__GIVEN INSTRUCTION__. Filter this data down to the lines that hold "title", and copy them.

[Records]

==========

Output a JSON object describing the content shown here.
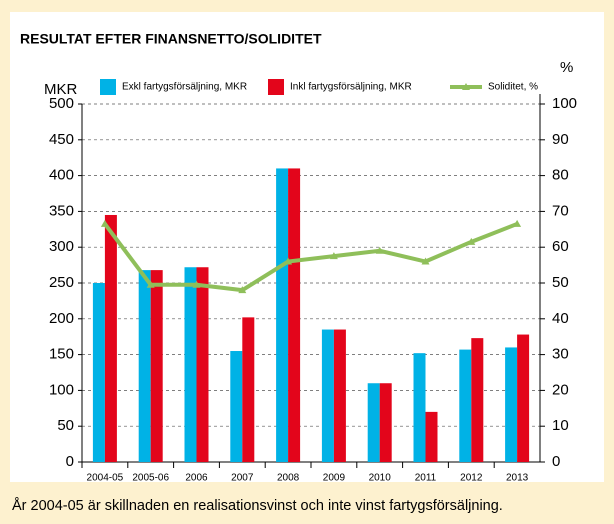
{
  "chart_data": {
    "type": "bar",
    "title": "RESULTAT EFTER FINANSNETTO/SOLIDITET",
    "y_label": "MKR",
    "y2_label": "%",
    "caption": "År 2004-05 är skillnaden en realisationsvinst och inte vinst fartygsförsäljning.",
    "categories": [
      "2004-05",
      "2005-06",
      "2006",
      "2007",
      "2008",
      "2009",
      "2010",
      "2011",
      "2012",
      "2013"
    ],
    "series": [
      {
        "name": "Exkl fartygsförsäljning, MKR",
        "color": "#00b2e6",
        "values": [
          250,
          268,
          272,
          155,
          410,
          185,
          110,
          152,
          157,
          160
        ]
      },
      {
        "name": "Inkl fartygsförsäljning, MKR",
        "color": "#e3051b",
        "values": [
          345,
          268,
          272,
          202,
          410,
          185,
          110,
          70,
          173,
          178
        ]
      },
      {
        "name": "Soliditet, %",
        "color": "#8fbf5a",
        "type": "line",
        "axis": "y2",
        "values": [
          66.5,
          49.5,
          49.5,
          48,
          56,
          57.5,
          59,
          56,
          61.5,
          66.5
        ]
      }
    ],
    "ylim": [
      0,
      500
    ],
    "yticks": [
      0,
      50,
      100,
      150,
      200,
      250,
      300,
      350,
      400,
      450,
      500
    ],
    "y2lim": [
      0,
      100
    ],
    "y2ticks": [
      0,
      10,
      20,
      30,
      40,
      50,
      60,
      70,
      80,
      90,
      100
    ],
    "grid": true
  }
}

==========

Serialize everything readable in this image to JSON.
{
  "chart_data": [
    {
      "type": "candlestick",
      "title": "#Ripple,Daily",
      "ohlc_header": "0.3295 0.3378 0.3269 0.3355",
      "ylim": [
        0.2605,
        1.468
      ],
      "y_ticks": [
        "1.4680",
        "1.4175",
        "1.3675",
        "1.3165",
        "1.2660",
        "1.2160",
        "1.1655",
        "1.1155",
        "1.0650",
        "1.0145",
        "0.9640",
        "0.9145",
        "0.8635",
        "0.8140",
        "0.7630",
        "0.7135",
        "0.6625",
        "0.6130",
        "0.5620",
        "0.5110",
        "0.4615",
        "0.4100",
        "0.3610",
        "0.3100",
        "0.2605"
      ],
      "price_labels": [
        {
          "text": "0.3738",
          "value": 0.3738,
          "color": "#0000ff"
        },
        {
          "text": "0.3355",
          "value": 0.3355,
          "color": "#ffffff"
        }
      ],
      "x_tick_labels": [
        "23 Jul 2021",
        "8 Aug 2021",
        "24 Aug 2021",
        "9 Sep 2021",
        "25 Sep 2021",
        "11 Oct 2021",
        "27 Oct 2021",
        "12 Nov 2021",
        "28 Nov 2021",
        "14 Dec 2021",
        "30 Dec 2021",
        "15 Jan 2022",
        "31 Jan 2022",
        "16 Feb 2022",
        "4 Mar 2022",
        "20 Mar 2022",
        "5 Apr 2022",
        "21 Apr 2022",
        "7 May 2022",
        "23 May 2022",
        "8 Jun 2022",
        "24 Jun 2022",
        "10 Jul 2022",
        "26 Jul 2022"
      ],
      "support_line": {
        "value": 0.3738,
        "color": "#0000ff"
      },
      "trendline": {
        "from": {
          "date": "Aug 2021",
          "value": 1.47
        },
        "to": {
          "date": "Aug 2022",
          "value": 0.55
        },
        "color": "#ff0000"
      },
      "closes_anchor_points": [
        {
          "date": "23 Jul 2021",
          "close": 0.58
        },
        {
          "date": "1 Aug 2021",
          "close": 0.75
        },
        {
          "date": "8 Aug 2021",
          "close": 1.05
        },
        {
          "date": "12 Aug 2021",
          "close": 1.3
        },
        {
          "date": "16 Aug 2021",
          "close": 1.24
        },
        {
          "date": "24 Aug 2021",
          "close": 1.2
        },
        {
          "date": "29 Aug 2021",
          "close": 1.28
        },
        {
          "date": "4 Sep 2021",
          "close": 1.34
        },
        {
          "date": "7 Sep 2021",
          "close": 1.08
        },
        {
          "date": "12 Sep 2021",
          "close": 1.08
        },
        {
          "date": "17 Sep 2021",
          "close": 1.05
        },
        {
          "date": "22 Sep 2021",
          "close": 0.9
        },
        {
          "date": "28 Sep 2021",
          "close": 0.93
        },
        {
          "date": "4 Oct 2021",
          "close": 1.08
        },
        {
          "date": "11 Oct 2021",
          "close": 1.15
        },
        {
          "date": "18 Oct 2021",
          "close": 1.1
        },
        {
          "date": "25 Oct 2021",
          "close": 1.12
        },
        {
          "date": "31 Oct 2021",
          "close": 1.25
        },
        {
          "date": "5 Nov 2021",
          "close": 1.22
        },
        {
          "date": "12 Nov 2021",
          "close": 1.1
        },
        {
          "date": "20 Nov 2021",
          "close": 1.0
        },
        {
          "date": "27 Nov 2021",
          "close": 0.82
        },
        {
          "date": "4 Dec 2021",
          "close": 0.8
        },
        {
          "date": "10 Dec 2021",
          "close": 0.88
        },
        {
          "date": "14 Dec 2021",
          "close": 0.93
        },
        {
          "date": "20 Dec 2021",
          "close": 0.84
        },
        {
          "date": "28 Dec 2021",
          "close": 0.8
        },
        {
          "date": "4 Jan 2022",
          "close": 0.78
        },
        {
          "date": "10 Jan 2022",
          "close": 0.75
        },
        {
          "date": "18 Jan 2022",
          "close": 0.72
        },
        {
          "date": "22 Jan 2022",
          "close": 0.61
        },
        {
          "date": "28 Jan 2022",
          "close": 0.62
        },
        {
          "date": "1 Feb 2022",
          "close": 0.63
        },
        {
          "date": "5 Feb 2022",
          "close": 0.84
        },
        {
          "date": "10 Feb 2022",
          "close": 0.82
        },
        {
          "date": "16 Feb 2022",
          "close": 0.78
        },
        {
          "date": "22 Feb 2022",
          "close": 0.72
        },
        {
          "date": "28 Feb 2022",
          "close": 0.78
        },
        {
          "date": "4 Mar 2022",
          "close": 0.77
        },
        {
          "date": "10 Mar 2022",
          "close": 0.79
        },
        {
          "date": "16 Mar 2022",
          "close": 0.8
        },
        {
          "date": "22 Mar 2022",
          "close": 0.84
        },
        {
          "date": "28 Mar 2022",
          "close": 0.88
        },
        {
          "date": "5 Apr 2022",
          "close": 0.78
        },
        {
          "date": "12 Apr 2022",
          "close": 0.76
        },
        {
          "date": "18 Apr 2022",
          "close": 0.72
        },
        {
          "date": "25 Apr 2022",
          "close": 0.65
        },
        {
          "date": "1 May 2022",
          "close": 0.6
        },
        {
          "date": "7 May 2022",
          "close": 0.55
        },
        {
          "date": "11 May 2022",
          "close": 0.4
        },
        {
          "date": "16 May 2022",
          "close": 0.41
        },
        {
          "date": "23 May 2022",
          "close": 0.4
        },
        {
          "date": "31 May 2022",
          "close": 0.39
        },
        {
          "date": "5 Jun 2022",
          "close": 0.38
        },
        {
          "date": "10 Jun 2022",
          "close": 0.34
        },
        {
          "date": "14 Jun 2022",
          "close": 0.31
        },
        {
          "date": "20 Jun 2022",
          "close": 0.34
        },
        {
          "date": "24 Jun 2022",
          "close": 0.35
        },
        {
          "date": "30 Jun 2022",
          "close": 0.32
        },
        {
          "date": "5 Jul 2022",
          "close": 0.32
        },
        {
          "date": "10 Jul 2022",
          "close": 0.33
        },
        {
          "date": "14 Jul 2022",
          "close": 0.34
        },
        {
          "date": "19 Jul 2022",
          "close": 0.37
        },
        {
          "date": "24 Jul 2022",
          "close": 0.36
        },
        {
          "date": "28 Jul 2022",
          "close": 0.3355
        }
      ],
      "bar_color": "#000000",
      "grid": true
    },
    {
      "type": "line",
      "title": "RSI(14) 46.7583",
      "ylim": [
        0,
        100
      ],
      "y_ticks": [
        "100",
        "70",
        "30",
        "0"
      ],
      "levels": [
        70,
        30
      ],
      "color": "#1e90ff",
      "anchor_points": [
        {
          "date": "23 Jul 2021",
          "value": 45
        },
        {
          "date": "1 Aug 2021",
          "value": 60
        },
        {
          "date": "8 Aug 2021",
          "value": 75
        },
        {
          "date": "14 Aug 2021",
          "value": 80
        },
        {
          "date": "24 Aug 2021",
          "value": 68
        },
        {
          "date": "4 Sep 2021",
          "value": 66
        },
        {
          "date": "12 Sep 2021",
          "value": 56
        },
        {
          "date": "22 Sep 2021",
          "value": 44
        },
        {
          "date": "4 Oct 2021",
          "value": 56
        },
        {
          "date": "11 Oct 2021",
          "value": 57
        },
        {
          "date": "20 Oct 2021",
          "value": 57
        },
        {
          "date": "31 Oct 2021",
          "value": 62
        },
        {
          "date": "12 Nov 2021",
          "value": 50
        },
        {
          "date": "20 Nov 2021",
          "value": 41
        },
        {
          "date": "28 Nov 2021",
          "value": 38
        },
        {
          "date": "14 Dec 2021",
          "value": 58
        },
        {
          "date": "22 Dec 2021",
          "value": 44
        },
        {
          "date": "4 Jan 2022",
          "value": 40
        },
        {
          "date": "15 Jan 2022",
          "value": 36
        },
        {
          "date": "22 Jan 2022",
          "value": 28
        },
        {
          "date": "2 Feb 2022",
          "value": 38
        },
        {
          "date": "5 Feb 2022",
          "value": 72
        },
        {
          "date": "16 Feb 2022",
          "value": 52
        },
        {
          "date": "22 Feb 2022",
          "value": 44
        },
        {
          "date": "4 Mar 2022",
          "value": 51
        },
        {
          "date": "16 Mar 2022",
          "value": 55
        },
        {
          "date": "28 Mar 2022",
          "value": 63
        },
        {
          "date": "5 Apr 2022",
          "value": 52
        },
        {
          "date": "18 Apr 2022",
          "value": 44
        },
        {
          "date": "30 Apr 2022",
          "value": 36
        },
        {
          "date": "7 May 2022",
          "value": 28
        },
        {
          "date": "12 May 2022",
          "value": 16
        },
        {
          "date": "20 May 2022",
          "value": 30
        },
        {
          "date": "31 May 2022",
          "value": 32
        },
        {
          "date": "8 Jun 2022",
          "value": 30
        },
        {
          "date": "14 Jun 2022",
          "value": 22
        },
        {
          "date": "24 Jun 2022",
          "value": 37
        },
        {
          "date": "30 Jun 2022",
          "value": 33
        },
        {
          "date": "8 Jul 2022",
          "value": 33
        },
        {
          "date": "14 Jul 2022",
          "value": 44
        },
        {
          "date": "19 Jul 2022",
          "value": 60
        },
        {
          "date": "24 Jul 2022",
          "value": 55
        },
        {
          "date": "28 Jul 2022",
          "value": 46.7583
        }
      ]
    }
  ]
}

==========

__THE COMPLETED TASK__.
    "title": "RESULTAT EFTER FINANSNETTO/SOLIDITET",
      "title": "#Ripple,Daily",
      "title": "RSI(14) 46.7583",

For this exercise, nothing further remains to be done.